§ Your instructions: Copy the entries below exactly. Images do not belong in the copy.

§ Exercise materials:
☆ ☆ ☆ ☆
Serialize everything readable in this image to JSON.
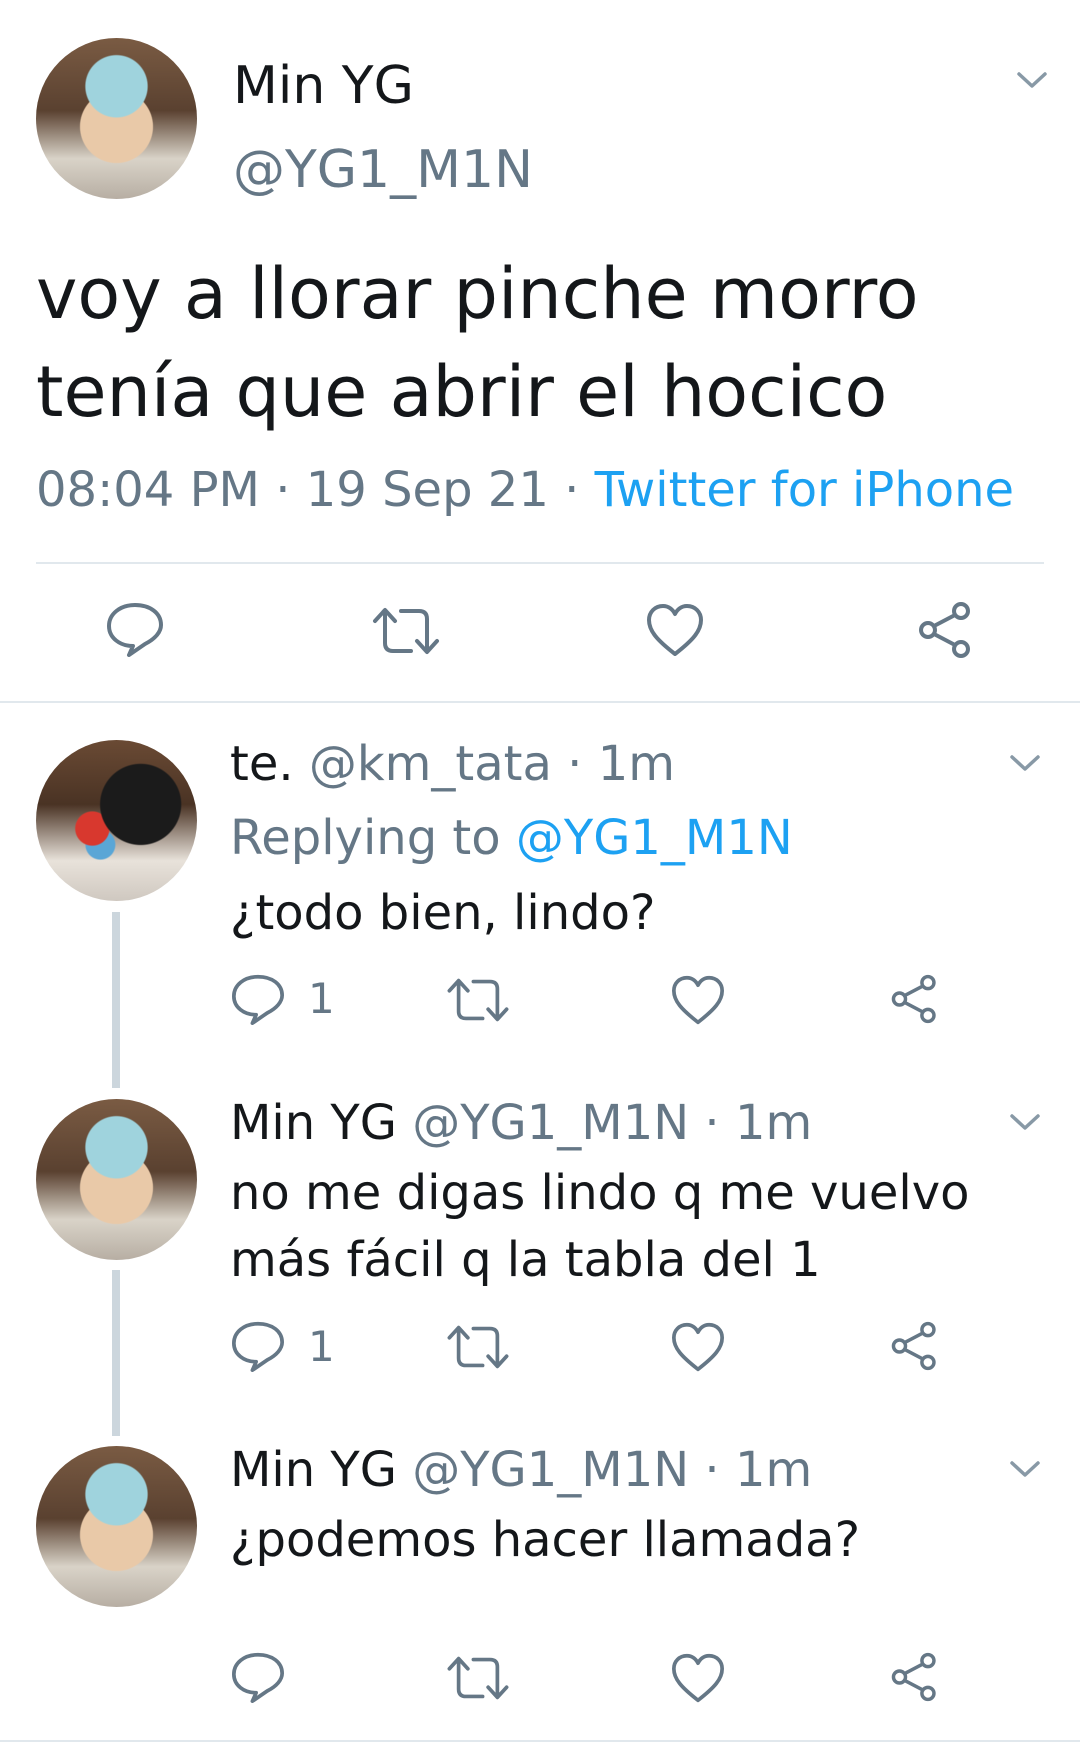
{
  "main_tweet": {
    "display_name": "Min YG",
    "handle": "@YG1_M1N",
    "text_line1": "voy a llorar pinche morro",
    "text_line2": "tenía que abrir el hocico",
    "time": "08:04 PM",
    "date": "19 Sep 21",
    "source": "Twitter for iPhone",
    "separator": " · "
  },
  "replies": [
    {
      "display_name": "te.",
      "handle": "@km_tata",
      "age": "1m",
      "replying_label": "Replying to",
      "replying_to": "@YG1_M1N",
      "text_line1": "¿todo bien, lindo?",
      "reply_count": "1"
    },
    {
      "display_name": "Min YG",
      "handle": "@YG1_M1N",
      "age": "1m",
      "text_line1": "no me digas lindo q me vuelvo",
      "text_line2": "más fácil q la tabla del 1",
      "reply_count": "1"
    },
    {
      "display_name": "Min YG",
      "handle": "@YG1_M1N",
      "age": "1m",
      "text_line1": "¿podemos hacer llamada?",
      "reply_count": ""
    }
  ],
  "colors": {
    "text": "#14171a",
    "secondary": "#657786",
    "link": "#1da1f2",
    "icon": "#657786",
    "divider": "#e1e8ed",
    "thread_line": "#ccd6dd"
  },
  "icons": [
    "chevron-down-icon",
    "reply-icon",
    "retweet-icon",
    "like-icon",
    "share-icon"
  ]
}
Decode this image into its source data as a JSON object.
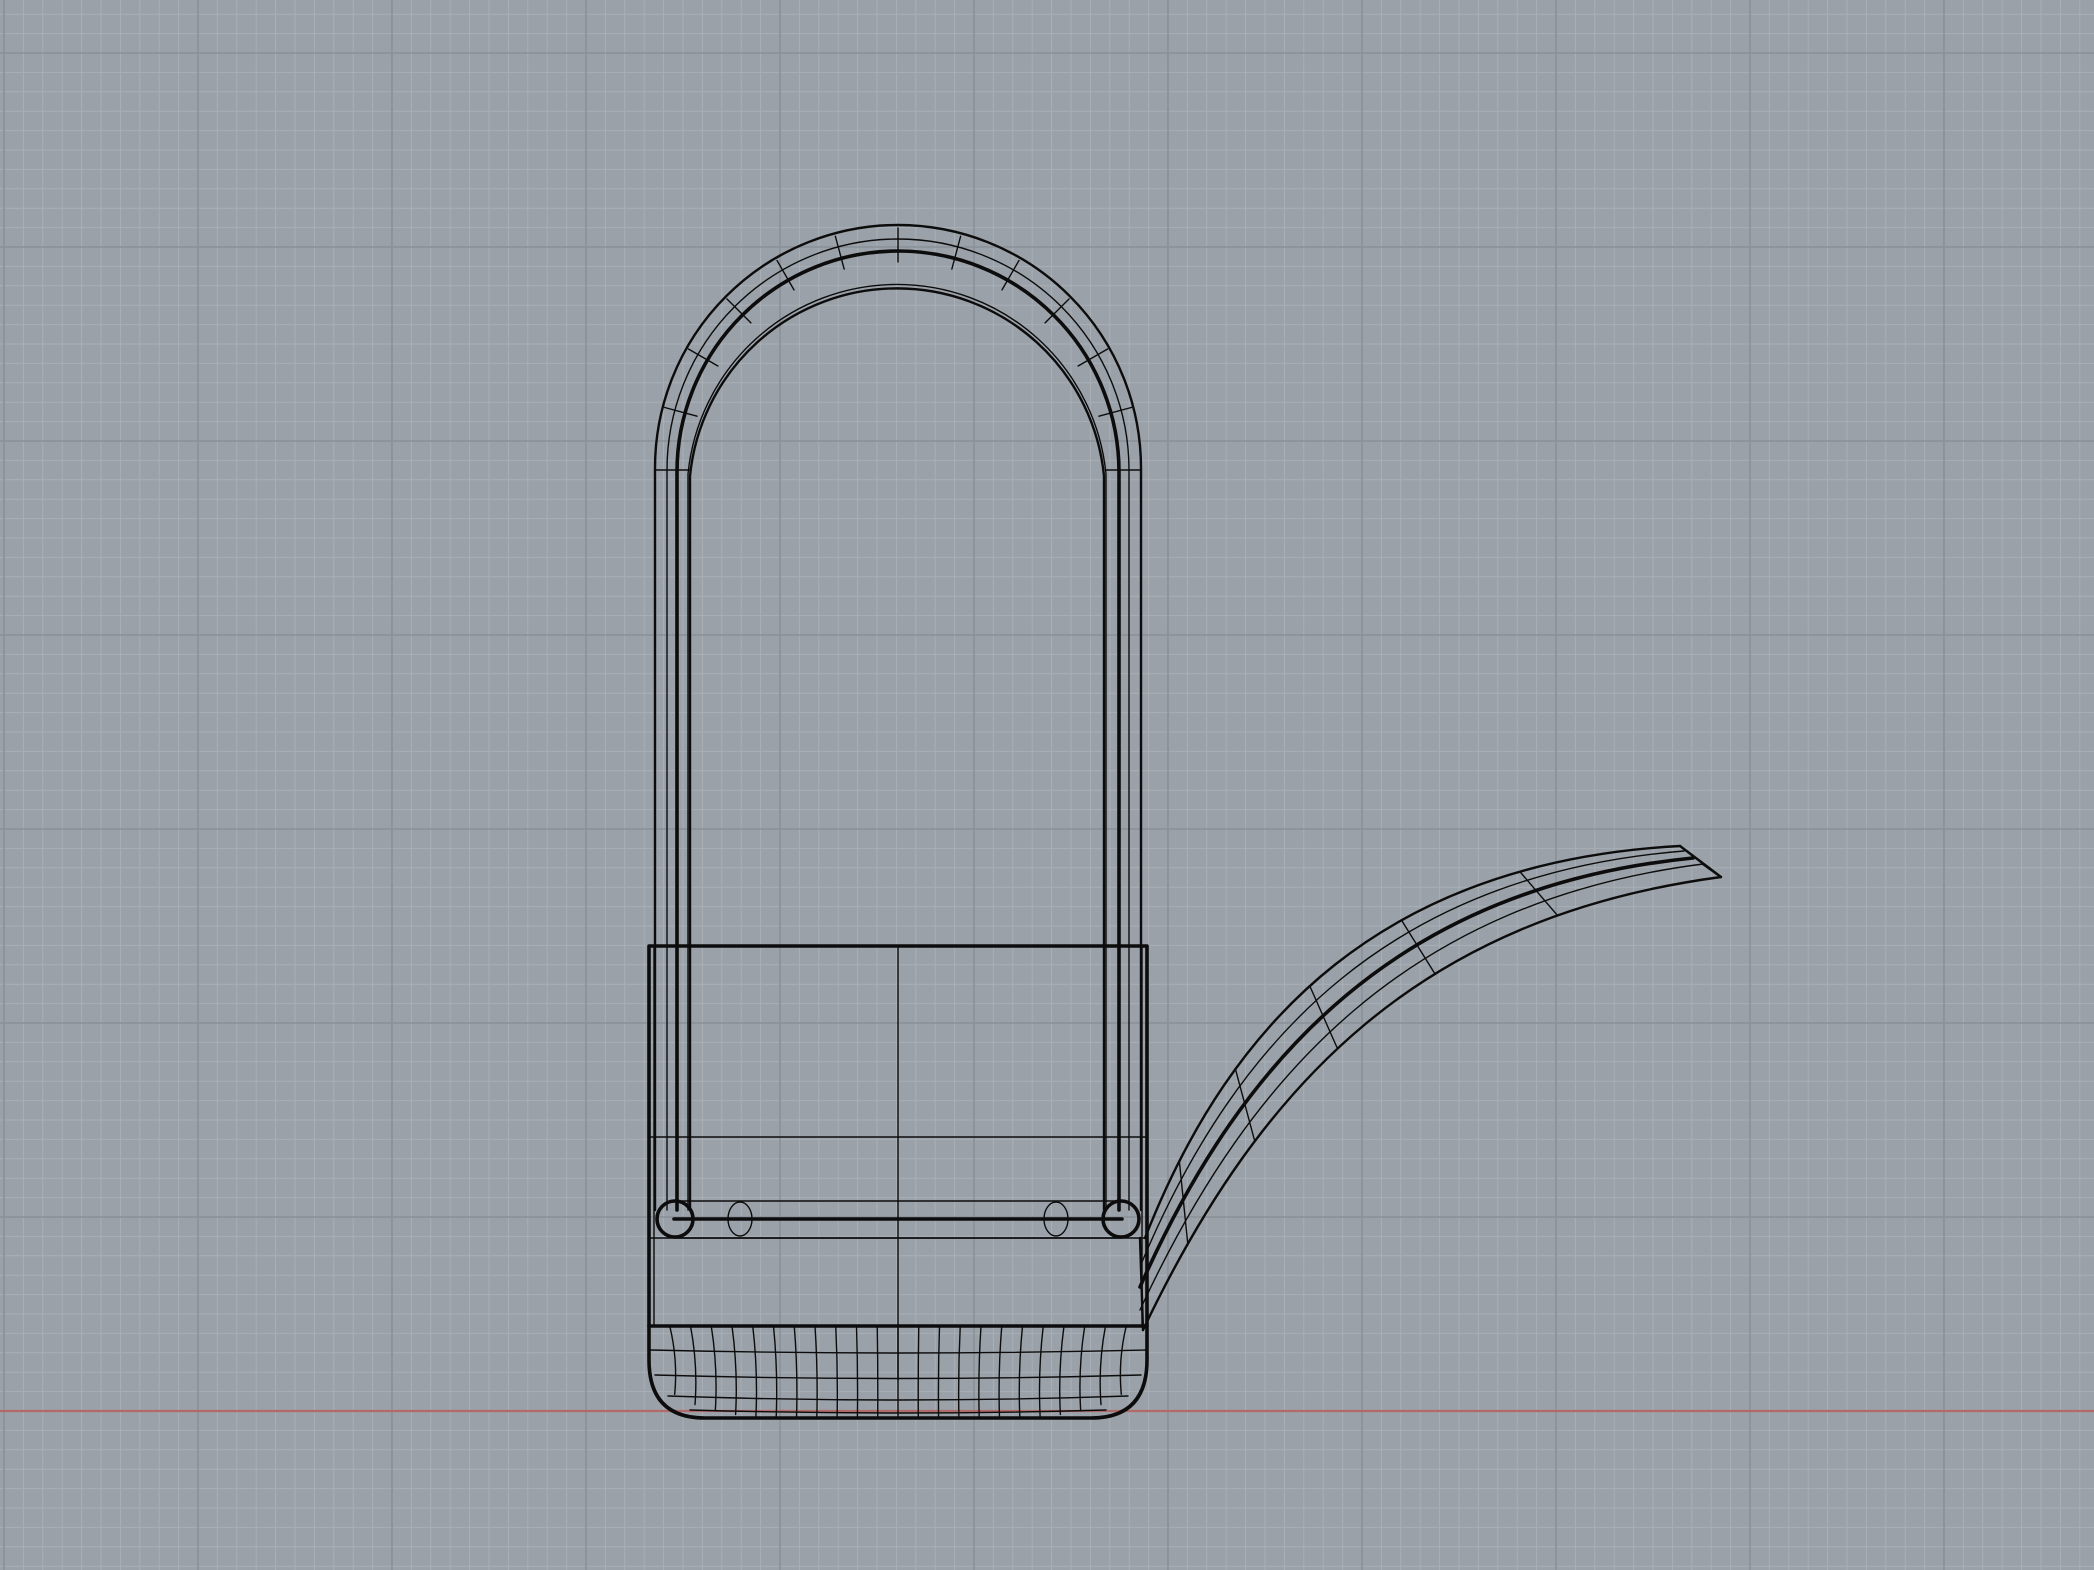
{
  "viewport": {
    "projection": "front",
    "display_mode": "wireframe",
    "grid_visible": true,
    "background_color": "#9ba1a8",
    "minor_grid_color": "#a9afb6",
    "major_grid_color": "#8a9098",
    "x_axis_color": "#b06a6a",
    "wireframe_color": "#0c0c0c"
  },
  "model": {
    "object_type": "watering-can",
    "parts": [
      "body-cylinder",
      "rounded-base",
      "loop-handle",
      "crossbar",
      "spout"
    ]
  }
}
☆ ☆ ☆ ☆
§ Answer to this exercise:
Serialize everything readable in this image to JSON.
{
  "main_tweet": {
    "display_name": "Min YG",
    "handle": "@YG1_M1N",
    "text_line1": "voy a llorar pinche morro",
    "text_line2": "tenía que abrir el hocico",
    "time": "08:04 PM",
    "date": "19 Sep 21",
    "source": "Twitter for iPhone",
    "separator": " · "
  },
  "replies": [
    {
      "display_name": "te.",
      "handle": "@km_tata",
      "age": "1m",
      "replying_label": "Replying to",
      "replying_to": "@YG1_M1N",
      "text_line1": "¿todo bien, lindo?",
      "reply_count": "1"
    },
    {
      "display_name": "Min YG",
      "handle": "@YG1_M1N",
      "age": "1m",
      "text_line1": "no me digas lindo q me vuelvo",
      "text_line2": "más fácil q la tabla del 1",
      "reply_count": "1"
    },
    {
      "display_name": "Min YG",
      "handle": "@YG1_M1N",
      "age": "1m",
      "text_line1": "¿podemos hacer llamada?",
      "reply_count": ""
    }
  ],
  "colors": {
    "text": "#14171a",
    "secondary": "#657786",
    "link": "#1da1f2",
    "icon": "#657786",
    "divider": "#e1e8ed",
    "thread_line": "#ccd6dd"
  },
  "icons": [
    "chevron-down-icon",
    "reply-icon",
    "retweet-icon",
    "like-icon",
    "share-icon"
  ]
}
Decode this image into its source data as a JSON object.
{
  "viewport": {
    "projection": "front",
    "display_mode": "wireframe",
    "grid_visible": true,
    "background_color": "#9ba1a8",
    "minor_grid_color": "#a9afb6",
    "major_grid_color": "#8a9098",
    "x_axis_color": "#b06a6a",
    "wireframe_color": "#0c0c0c"
  },
  "model": {
    "object_type": "watering-can",
    "parts": [
      "body-cylinder",
      "rounded-base",
      "loop-handle",
      "crossbar",
      "spout"
    ]
  }
}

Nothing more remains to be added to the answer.